> _DATA EXCERPTS_

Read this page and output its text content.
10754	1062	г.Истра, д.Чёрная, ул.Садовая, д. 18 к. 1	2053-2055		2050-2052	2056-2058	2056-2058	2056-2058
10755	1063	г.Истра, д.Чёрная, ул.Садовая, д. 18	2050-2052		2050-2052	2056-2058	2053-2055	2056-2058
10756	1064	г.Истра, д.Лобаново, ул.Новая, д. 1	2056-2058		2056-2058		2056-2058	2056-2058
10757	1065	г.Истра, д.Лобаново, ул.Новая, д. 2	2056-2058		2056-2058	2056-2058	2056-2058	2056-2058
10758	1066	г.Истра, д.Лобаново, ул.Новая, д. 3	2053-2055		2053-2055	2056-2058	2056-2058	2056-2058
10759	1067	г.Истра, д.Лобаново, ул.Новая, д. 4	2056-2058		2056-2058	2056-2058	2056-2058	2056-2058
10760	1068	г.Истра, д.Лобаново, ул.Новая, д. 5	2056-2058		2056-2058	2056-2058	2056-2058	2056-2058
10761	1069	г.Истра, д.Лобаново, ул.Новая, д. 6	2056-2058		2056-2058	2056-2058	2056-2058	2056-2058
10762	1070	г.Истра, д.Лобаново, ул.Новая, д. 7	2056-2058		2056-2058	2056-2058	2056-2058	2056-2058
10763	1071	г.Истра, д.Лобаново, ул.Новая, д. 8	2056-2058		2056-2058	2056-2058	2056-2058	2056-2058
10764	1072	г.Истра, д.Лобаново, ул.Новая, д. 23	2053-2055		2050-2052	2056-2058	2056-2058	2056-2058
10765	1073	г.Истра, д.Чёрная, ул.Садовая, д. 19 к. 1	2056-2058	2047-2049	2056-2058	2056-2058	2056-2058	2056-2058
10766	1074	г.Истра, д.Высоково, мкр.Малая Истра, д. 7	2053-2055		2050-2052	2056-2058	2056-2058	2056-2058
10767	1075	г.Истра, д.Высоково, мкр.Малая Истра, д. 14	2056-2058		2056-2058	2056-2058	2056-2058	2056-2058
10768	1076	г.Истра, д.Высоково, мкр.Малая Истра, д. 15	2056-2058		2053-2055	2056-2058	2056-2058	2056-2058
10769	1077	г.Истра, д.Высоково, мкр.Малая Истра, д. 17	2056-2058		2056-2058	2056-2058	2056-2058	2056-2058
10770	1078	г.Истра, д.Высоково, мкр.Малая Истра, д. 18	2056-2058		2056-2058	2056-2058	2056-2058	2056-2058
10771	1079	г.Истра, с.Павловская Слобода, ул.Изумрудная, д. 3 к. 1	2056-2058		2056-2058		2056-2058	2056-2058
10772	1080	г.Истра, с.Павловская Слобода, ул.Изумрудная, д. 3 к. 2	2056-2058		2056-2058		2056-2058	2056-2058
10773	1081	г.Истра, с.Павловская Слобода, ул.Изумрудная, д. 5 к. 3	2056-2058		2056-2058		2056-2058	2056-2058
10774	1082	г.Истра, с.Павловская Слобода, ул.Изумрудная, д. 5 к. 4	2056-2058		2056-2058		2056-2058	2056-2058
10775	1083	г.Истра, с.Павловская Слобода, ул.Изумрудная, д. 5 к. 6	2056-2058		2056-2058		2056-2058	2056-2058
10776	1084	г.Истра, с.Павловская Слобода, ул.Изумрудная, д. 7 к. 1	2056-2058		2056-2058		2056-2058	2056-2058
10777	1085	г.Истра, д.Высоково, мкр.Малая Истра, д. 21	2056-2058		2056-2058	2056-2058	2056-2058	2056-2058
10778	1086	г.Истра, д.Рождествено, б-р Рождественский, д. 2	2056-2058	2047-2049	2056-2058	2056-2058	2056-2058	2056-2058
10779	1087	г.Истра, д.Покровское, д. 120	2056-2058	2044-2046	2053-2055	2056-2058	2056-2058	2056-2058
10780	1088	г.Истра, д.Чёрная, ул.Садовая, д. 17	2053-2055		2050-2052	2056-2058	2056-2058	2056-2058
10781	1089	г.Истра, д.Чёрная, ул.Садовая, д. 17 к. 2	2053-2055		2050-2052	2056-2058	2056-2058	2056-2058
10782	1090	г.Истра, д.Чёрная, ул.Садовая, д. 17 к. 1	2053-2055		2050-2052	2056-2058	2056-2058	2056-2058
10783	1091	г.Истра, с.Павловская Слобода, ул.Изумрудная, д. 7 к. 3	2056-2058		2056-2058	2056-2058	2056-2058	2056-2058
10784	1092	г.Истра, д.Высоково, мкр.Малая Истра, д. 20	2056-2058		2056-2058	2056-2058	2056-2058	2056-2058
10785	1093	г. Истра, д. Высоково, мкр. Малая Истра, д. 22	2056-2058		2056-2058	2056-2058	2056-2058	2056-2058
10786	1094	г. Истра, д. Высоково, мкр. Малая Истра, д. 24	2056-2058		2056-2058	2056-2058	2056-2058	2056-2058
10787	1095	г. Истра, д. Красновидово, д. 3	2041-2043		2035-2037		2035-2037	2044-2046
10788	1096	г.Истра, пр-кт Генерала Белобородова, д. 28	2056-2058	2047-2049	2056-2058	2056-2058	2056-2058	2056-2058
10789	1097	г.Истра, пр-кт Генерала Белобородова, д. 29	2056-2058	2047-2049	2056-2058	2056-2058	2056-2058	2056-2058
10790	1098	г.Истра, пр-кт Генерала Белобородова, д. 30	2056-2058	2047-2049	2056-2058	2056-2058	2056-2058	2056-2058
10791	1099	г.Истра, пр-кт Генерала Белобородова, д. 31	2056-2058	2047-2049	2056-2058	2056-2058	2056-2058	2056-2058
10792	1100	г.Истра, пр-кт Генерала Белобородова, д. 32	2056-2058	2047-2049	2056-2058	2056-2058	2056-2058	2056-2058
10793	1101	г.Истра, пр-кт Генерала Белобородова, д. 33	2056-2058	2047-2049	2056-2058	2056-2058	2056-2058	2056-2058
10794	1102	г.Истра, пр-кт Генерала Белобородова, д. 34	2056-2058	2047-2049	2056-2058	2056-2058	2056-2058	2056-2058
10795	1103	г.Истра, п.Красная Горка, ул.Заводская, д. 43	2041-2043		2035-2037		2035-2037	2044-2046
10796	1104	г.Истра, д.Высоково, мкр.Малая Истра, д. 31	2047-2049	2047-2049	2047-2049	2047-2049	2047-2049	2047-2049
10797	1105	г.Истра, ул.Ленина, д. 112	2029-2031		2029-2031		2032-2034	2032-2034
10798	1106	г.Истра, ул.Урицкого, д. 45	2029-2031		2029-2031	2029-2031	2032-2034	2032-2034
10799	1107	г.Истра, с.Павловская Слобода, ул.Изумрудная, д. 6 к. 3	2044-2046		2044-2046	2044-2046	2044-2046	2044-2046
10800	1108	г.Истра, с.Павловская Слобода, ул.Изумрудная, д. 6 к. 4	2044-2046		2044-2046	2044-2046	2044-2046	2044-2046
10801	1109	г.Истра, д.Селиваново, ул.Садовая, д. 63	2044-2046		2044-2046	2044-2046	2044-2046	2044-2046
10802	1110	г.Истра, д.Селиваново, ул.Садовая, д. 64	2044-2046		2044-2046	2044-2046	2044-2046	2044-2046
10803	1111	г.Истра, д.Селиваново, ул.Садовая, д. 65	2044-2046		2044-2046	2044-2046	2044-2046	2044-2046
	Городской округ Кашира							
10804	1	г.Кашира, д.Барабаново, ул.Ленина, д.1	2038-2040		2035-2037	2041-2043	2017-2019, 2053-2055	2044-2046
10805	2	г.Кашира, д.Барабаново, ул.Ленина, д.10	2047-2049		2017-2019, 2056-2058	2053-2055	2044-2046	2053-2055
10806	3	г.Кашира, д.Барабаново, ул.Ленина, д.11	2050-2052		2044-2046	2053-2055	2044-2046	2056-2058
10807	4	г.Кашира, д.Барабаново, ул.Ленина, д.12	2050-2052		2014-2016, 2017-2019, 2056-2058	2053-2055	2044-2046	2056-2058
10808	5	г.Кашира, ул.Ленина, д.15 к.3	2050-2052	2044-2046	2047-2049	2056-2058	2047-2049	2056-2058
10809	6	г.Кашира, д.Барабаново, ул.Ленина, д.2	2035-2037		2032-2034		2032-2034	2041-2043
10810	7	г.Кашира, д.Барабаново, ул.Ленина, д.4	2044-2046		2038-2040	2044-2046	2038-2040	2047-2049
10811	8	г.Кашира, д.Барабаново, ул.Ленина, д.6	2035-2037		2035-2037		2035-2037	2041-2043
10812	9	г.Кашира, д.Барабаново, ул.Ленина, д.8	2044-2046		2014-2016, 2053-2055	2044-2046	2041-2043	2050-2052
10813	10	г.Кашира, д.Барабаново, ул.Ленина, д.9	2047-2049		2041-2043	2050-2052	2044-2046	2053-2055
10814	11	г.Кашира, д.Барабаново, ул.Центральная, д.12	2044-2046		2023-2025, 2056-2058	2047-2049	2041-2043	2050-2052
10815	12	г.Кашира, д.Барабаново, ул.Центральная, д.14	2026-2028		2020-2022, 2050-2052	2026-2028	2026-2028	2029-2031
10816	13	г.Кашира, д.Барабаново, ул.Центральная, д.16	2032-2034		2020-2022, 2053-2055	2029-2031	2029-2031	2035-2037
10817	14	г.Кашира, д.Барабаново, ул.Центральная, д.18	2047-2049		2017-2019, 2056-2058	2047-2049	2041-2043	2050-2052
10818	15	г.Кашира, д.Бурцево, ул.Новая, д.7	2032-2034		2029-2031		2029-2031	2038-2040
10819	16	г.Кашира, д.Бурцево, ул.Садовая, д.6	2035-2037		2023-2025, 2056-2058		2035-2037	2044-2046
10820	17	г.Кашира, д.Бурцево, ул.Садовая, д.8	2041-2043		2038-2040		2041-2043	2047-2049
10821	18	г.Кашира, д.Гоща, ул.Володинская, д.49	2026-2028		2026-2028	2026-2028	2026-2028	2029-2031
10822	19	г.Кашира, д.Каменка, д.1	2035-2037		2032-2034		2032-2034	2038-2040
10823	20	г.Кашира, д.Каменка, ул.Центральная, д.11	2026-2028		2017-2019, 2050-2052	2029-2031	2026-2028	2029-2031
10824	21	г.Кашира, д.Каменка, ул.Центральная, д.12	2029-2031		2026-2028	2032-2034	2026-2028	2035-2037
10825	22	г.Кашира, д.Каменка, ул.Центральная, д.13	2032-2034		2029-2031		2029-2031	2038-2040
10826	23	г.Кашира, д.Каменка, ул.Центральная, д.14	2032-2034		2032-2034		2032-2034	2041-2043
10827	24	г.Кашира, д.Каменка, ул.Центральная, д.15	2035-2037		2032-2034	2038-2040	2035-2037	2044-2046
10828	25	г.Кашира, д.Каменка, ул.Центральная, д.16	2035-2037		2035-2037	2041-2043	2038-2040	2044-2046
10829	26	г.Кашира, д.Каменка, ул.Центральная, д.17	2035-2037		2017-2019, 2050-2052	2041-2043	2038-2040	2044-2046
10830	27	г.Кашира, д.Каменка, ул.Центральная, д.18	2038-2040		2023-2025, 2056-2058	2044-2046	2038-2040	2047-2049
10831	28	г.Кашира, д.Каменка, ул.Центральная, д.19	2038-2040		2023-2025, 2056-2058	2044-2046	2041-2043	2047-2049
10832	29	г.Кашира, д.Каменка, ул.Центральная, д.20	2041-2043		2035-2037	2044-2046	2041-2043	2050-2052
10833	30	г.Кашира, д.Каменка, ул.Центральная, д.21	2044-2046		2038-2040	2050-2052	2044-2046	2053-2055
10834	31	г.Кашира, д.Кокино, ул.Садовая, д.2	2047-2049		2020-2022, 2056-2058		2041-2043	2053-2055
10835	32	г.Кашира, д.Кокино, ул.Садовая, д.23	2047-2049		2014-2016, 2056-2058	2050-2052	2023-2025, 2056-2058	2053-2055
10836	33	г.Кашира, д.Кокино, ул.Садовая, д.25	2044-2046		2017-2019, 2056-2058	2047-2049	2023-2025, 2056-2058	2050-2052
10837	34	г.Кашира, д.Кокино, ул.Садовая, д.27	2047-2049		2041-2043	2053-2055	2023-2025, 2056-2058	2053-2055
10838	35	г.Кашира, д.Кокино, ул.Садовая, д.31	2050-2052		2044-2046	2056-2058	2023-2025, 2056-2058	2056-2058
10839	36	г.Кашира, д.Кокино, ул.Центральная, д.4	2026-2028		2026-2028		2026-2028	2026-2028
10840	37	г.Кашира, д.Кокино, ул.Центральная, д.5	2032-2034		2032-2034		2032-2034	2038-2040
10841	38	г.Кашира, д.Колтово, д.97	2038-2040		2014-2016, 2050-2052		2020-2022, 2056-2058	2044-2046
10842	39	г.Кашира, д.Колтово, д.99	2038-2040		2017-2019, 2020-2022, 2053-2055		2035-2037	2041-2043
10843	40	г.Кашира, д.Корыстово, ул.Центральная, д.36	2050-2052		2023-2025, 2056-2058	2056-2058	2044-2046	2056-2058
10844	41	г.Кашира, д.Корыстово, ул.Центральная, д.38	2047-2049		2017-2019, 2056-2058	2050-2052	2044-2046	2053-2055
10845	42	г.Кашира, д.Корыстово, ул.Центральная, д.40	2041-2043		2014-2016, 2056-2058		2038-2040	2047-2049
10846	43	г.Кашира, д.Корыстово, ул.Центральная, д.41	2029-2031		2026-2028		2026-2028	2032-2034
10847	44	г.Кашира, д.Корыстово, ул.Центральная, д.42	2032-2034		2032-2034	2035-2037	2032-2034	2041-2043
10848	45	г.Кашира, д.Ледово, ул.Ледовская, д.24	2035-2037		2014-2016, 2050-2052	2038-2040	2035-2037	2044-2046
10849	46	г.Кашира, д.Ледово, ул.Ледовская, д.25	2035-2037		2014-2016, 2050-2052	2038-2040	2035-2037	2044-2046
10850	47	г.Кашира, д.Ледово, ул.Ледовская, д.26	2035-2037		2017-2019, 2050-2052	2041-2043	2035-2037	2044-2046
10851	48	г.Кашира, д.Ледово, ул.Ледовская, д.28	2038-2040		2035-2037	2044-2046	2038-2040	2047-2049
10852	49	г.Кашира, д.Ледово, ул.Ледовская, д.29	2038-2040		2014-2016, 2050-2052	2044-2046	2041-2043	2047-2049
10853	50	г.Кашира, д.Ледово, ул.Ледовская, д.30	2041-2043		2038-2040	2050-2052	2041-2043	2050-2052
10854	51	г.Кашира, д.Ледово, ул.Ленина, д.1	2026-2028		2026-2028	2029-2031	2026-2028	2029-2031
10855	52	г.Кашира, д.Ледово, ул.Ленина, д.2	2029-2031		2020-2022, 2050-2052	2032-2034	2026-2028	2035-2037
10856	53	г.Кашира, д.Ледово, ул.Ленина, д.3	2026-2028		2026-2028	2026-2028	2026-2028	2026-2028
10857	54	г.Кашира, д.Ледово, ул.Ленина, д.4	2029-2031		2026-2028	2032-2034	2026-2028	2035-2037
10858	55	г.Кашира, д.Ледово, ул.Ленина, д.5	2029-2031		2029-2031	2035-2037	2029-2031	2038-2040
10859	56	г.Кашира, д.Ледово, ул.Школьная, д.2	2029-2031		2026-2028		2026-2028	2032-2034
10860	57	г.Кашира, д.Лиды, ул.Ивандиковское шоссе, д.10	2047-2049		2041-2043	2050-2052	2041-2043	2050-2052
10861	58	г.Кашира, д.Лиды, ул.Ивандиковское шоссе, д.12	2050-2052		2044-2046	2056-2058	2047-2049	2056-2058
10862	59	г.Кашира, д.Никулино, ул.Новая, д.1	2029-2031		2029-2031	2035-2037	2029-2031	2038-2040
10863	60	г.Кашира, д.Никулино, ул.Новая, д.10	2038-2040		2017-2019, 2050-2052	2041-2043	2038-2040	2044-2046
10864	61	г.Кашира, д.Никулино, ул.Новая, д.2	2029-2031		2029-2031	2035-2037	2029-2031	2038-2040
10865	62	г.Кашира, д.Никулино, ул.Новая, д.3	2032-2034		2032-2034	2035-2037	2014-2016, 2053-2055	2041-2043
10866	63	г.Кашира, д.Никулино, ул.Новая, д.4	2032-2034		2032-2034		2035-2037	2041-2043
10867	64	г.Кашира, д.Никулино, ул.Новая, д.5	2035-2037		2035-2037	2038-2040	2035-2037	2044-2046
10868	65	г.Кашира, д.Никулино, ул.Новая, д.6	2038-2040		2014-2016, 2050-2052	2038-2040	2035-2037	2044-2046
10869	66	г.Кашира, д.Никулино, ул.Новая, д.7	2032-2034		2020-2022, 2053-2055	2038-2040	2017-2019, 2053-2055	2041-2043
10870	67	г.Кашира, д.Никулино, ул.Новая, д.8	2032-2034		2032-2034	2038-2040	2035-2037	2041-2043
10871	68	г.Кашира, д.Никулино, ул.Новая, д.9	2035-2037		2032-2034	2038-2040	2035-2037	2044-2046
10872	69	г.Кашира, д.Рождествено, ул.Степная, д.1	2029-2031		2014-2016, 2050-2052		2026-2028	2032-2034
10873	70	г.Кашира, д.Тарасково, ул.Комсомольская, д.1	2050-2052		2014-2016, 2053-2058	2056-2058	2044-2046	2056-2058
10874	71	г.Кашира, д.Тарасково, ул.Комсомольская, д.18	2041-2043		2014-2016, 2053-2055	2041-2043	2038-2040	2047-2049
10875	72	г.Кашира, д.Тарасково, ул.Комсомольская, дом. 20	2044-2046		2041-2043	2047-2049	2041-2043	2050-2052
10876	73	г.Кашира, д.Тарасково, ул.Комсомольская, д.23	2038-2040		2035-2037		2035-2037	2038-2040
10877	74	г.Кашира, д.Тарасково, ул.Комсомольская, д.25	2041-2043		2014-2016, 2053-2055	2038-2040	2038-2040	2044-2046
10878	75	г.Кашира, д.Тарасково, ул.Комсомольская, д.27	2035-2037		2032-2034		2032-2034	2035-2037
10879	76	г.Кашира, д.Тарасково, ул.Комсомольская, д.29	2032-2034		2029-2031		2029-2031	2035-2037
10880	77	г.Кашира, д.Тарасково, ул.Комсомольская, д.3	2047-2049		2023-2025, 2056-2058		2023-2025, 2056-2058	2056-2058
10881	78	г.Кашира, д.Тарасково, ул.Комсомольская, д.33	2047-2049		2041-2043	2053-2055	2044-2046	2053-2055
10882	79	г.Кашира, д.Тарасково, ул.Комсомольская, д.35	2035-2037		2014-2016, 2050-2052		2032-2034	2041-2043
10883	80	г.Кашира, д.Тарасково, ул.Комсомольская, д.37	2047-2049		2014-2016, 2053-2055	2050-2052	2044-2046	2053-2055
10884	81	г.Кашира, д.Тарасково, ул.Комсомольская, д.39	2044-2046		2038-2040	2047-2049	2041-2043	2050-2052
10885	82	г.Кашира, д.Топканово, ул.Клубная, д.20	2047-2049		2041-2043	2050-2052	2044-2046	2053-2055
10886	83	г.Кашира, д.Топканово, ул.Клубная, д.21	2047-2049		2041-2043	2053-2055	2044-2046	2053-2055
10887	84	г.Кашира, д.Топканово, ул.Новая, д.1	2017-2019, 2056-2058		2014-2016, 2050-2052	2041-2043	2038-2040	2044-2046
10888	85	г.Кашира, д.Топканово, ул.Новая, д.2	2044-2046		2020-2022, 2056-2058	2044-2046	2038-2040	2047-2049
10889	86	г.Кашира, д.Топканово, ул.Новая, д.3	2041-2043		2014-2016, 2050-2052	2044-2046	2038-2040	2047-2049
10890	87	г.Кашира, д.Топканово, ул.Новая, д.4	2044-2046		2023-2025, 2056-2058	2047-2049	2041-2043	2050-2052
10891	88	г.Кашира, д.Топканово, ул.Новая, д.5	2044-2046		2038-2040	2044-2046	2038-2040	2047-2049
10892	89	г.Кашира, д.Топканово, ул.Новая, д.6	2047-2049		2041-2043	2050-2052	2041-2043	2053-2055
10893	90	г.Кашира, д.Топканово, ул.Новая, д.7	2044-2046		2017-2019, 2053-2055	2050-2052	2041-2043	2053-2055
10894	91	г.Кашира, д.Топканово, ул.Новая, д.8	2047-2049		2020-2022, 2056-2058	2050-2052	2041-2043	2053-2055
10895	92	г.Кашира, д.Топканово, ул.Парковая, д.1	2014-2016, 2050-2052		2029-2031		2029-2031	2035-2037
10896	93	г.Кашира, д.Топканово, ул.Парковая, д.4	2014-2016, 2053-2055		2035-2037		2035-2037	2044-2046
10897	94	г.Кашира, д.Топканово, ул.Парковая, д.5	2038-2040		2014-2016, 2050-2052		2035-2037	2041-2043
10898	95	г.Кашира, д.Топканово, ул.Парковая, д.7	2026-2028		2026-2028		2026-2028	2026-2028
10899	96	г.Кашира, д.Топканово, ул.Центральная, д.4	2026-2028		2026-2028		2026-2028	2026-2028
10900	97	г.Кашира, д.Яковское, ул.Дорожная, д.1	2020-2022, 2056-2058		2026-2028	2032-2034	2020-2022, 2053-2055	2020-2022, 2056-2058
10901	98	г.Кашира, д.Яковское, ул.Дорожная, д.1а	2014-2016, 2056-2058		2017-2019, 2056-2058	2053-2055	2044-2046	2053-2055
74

> _EXERCISE OBJECTIVE_
Lines of the material that contain the word "Парковая" are to be gathered.

> _SOLVED PROBLEM_
10895	92	г.Кашира, д.Топканово, ул.Парковая, д.1	2014-2016, 2050-2052		2029-2031		2029-2031	2035-2037
10896	93	г.Кашира, д.Топканово, ул.Парковая, д.4	2014-2016, 2053-2055		2035-2037		2035-2037	2044-2046
10897	94	г.Кашира, д.Топканово, ул.Парковая, д.5	2038-2040		2014-2016, 2050-2052		2035-2037	2041-2043
10898	95	г.Кашира, д.Топканово, ул.Парковая, д.7	2026-2028		2026-2028		2026-2028	2026-2028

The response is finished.